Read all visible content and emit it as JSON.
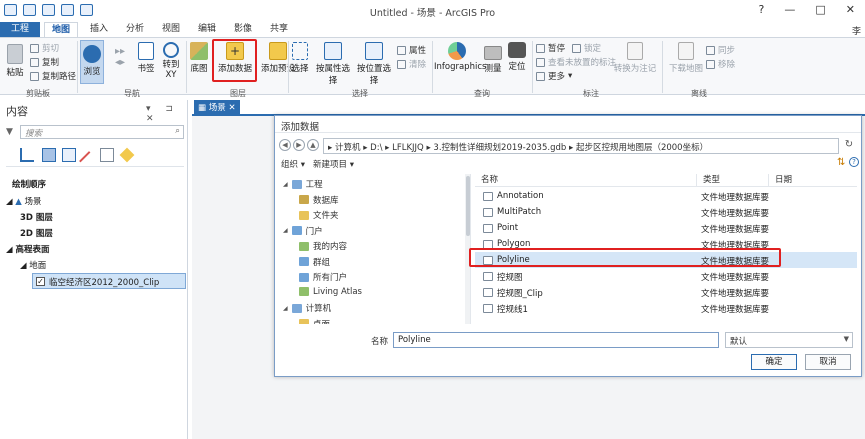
{
  "titlebar": {
    "title": "Untitled - 场景 - ArcGIS Pro",
    "controls": [
      "?",
      "—",
      "□",
      "✕"
    ]
  },
  "ribbon_tabs": [
    "工程",
    "地图",
    "插入",
    "分析",
    "视图",
    "编辑",
    "影像",
    "共享"
  ],
  "active_tab": "地图",
  "user_char": "李",
  "ribbon": {
    "clipboard": {
      "paste": "粘贴",
      "cut": "剪切",
      "copy": "复制",
      "copy_path": "复制路径",
      "label": "剪贴板"
    },
    "navigate": {
      "explore": "浏览",
      "bookmarks": "书签",
      "goto_xy": "转到\nXY",
      "label": "导航"
    },
    "layer": {
      "basemap": "底图",
      "add_data": "添加数据",
      "add_preset": "添加预设",
      "label": "图层"
    },
    "selection": {
      "select": "选择",
      "by_attr": "按属性选择",
      "by_loc": "按位置选择",
      "attributes": "属性",
      "clear": "清除",
      "label": "选择"
    },
    "inquiry": {
      "infographics": "Infographics",
      "measure": "测量",
      "locate": "定位",
      "label": "查询"
    },
    "labeling": {
      "pause": "暂停",
      "lock": "锁定",
      "view_unplaced": "查看未放置的标注",
      "more": "更多",
      "convert": "转换为注记",
      "label": "标注"
    },
    "offline": {
      "download": "下载地图",
      "sync": "同步",
      "remove": "移除",
      "label": "离线"
    }
  },
  "contents": {
    "title": "内容",
    "controls": "▾ ⊐ ✕",
    "search_placeholder": "搜索",
    "draw_order": "绘制顺序",
    "scene": "场景",
    "layer_3d": "3D 图层",
    "layer_2d": "2D 图层",
    "elevation": "高程表面",
    "ground": "地面",
    "layer_name": "临空经济区2012_2000_Clip"
  },
  "map_tab": {
    "label": "场景",
    "close": "✕"
  },
  "dialog": {
    "title": "添加数据",
    "path": [
      "计算机",
      "D:\\",
      "LFLKJJQ",
      "3.控制性详细规划2019-2035.gdb",
      "起步区控规用地图层（2000坐标）"
    ],
    "organize": "组织 ▾",
    "new_item": "新建项目 ▾",
    "nav_items": [
      {
        "label": "工程",
        "icon": "project-icon",
        "level": 0
      },
      {
        "label": "数据库",
        "icon": "database-icon",
        "level": 1
      },
      {
        "label": "文件夹",
        "icon": "folder-icon",
        "level": 1
      },
      {
        "label": "门户",
        "icon": "portal-icon",
        "level": 0
      },
      {
        "label": "我的内容",
        "icon": "my-content-icon",
        "level": 1
      },
      {
        "label": "群组",
        "icon": "groups-icon",
        "level": 1
      },
      {
        "label": "所有门户",
        "icon": "all-portal-icon",
        "level": 1
      },
      {
        "label": "Living Atlas",
        "icon": "atlas-icon",
        "level": 1
      },
      {
        "label": "计算机",
        "icon": "computer-icon",
        "level": 0
      },
      {
        "label": "桌面",
        "icon": "desktop-icon",
        "level": 1
      }
    ],
    "columns": {
      "name": "名称",
      "type": "类型",
      "date": "日期"
    },
    "files": [
      {
        "name": "Annotation",
        "type": "文件地理数据库要"
      },
      {
        "name": "MultiPatch",
        "type": "文件地理数据库要"
      },
      {
        "name": "Point",
        "type": "文件地理数据库要"
      },
      {
        "name": "Polygon",
        "type": "文件地理数据库要"
      },
      {
        "name": "Polyline",
        "type": "文件地理数据库要"
      },
      {
        "name": "控规图",
        "type": "文件地理数据库要"
      },
      {
        "name": "控规图_Clip",
        "type": "文件地理数据库要"
      },
      {
        "name": "控规线1",
        "type": "文件地理数据库要"
      }
    ],
    "selected_file": "Polyline",
    "name_label": "名称",
    "name_value": "Polyline",
    "filter": "默认",
    "ok": "确定",
    "cancel": "取消"
  },
  "colors": {
    "accent": "#2b6cb0",
    "highlight": "#e02020",
    "selection": "#d5e6f7"
  }
}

= = = = =

Directions for this task » Leave every image out, and retype the material exactly.

Answer to the problem »
Read all visible content and emit it as JSON.
{
  "titlebar": {
    "title": "Untitled - 场景 - ArcGIS Pro",
    "controls": [
      "?",
      "—",
      "□",
      "✕"
    ]
  },
  "ribbon_tabs": [
    "工程",
    "地图",
    "插入",
    "分析",
    "视图",
    "编辑",
    "影像",
    "共享"
  ],
  "active_tab": "地图",
  "user_char": "李",
  "ribbon": {
    "clipboard": {
      "paste": "粘贴",
      "cut": "剪切",
      "copy": "复制",
      "copy_path": "复制路径",
      "label": "剪贴板"
    },
    "navigate": {
      "explore": "浏览",
      "bookmarks": "书签",
      "goto_xy": "转到\nXY",
      "label": "导航"
    },
    "layer": {
      "basemap": "底图",
      "add_data": "添加数据",
      "add_preset": "添加预设",
      "label": "图层"
    },
    "selection": {
      "select": "选择",
      "by_attr": "按属性选择",
      "by_loc": "按位置选择",
      "attributes": "属性",
      "clear": "清除",
      "label": "选择"
    },
    "inquiry": {
      "infographics": "Infographics",
      "measure": "测量",
      "locate": "定位",
      "label": "查询"
    },
    "labeling": {
      "pause": "暂停",
      "lock": "锁定",
      "view_unplaced": "查看未放置的标注",
      "more": "更多",
      "convert": "转换为注记",
      "label": "标注"
    },
    "offline": {
      "download": "下载地图",
      "sync": "同步",
      "remove": "移除",
      "label": "离线"
    }
  },
  "contents": {
    "title": "内容",
    "controls": "▾ ⊐ ✕",
    "search_placeholder": "搜索",
    "draw_order": "绘制顺序",
    "scene": "场景",
    "layer_3d": "3D 图层",
    "layer_2d": "2D 图层",
    "elevation": "高程表面",
    "ground": "地面",
    "layer_name": "临空经济区2012_2000_Clip"
  },
  "map_tab": {
    "label": "场景",
    "close": "✕"
  },
  "dialog": {
    "title": "添加数据",
    "path": [
      "计算机",
      "D:\\",
      "LFLKJJQ",
      "3.控制性详细规划2019-2035.gdb",
      "起步区控规用地图层（2000坐标）"
    ],
    "organize": "组织 ▾",
    "new_item": "新建项目 ▾",
    "nav_items": [
      {
        "label": "工程",
        "icon": "project-icon",
        "level": 0
      },
      {
        "label": "数据库",
        "icon": "database-icon",
        "level": 1
      },
      {
        "label": "文件夹",
        "icon": "folder-icon",
        "level": 1
      },
      {
        "label": "门户",
        "icon": "portal-icon",
        "level": 0
      },
      {
        "label": "我的内容",
        "icon": "my-content-icon",
        "level": 1
      },
      {
        "label": "群组",
        "icon": "groups-icon",
        "level": 1
      },
      {
        "label": "所有门户",
        "icon": "all-portal-icon",
        "level": 1
      },
      {
        "label": "Living Atlas",
        "icon": "atlas-icon",
        "level": 1
      },
      {
        "label": "计算机",
        "icon": "computer-icon",
        "level": 0
      },
      {
        "label": "桌面",
        "icon": "desktop-icon",
        "level": 1
      }
    ],
    "columns": {
      "name": "名称",
      "type": "类型",
      "date": "日期"
    },
    "files": [
      {
        "name": "Annotation",
        "type": "文件地理数据库要"
      },
      {
        "name": "MultiPatch",
        "type": "文件地理数据库要"
      },
      {
        "name": "Point",
        "type": "文件地理数据库要"
      },
      {
        "name": "Polygon",
        "type": "文件地理数据库要"
      },
      {
        "name": "Polyline",
        "type": "文件地理数据库要"
      },
      {
        "name": "控规图",
        "type": "文件地理数据库要"
      },
      {
        "name": "控规图_Clip",
        "type": "文件地理数据库要"
      },
      {
        "name": "控规线1",
        "type": "文件地理数据库要"
      }
    ],
    "selected_file": "Polyline",
    "name_label": "名称",
    "name_value": "Polyline",
    "filter": "默认",
    "ok": "确定",
    "cancel": "取消"
  },
  "colors": {
    "accent": "#2b6cb0",
    "highlight": "#e02020",
    "selection": "#d5e6f7"
  }
}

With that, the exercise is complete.